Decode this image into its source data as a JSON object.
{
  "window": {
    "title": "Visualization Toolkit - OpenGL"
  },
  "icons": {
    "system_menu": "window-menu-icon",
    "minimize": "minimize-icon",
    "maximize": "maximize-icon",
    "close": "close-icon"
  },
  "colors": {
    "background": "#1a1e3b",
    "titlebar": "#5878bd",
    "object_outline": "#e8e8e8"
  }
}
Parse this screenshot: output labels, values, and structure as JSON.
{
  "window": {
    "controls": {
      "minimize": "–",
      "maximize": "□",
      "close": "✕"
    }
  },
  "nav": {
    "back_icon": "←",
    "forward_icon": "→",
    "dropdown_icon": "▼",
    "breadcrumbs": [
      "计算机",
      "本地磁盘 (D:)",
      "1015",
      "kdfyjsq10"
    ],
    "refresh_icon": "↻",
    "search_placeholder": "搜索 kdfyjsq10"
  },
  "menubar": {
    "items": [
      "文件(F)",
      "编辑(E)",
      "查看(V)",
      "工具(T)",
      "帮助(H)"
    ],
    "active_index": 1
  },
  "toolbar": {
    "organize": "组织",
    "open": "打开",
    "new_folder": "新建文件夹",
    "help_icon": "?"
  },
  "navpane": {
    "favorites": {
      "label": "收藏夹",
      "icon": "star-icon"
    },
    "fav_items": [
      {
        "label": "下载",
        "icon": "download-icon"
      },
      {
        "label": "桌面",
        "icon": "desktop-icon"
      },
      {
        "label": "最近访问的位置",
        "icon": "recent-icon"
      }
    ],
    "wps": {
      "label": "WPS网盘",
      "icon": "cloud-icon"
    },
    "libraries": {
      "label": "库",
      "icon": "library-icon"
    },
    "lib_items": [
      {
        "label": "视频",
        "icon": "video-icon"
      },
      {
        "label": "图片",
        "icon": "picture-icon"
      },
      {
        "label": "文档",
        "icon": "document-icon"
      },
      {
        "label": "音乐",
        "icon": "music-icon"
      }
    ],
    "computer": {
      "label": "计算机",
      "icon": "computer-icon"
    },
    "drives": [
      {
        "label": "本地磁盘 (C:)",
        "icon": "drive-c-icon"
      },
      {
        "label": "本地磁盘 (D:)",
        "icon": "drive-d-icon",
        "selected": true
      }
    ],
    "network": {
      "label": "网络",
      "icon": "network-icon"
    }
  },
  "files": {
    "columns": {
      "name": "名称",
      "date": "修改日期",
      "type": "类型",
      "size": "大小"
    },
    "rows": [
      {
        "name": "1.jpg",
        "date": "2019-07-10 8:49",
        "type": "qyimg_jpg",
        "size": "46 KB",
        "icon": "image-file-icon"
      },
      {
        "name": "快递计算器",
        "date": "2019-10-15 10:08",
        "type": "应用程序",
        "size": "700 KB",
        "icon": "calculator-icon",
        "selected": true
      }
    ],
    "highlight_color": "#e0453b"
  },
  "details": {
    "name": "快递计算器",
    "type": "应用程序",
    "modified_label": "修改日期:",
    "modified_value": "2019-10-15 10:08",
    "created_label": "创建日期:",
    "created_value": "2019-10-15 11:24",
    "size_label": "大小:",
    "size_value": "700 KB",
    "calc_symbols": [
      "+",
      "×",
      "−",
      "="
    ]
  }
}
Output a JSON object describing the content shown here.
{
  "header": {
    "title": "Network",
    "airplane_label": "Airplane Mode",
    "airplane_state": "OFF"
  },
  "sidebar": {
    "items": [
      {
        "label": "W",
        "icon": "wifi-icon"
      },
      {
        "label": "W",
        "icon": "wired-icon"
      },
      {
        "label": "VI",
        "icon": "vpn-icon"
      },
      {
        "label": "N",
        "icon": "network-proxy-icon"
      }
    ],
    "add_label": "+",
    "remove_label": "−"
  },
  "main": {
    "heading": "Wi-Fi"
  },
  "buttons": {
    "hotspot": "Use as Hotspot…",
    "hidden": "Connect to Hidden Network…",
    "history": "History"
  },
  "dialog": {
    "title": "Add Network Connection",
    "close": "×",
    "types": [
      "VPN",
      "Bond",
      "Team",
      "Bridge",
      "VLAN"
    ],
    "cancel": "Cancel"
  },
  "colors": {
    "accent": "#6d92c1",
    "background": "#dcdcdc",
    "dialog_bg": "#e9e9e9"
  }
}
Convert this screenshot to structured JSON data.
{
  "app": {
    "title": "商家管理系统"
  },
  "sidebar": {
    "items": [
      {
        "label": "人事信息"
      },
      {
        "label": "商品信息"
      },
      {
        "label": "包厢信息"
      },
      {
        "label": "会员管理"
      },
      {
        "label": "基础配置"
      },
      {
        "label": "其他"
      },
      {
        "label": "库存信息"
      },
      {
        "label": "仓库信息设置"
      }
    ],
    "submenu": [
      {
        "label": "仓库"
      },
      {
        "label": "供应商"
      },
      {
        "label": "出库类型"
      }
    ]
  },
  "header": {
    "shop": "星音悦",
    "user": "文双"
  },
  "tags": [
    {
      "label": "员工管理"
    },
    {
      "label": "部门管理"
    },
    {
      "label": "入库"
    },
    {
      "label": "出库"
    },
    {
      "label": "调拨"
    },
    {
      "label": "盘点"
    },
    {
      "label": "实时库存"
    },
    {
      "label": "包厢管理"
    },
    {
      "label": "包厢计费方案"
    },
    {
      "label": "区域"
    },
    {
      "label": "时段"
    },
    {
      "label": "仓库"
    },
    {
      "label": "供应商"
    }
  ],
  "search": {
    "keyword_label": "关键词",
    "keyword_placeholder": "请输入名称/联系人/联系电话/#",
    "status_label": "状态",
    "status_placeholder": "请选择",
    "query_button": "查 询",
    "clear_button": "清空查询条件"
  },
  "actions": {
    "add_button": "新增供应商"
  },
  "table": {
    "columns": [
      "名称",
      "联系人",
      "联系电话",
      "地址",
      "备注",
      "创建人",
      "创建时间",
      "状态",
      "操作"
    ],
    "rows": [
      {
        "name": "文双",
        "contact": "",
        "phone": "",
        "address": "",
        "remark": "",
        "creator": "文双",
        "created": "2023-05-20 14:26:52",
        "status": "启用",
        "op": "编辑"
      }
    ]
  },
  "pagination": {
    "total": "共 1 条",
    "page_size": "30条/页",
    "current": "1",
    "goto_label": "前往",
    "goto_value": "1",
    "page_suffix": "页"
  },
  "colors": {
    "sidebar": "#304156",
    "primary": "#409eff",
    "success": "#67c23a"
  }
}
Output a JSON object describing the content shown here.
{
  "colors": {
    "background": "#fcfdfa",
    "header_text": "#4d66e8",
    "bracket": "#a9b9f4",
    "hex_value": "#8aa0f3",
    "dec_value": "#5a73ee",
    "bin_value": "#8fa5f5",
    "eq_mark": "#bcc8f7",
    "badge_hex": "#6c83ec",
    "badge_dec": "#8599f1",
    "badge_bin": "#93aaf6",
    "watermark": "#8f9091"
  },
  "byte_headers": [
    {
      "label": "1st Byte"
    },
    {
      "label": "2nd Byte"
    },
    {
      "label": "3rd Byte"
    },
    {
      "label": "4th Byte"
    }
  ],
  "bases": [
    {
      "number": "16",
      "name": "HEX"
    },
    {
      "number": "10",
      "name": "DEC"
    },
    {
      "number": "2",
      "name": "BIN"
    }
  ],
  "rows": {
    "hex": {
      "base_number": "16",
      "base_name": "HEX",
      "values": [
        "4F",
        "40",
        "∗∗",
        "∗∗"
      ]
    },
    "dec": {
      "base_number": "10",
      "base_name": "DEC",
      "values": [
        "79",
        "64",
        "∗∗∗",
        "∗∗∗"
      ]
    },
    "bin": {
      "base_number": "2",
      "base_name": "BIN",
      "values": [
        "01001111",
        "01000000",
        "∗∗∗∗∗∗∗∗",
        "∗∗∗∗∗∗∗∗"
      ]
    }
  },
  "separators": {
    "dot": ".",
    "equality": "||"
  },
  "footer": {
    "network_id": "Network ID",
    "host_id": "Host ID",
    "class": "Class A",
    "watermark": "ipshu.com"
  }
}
========================
Read the lines above. Gather those in which the string "data" is found.

## [The completed task]
Decode this image into its source data as a JSON object.
Convert this screenshot to structured JSON data.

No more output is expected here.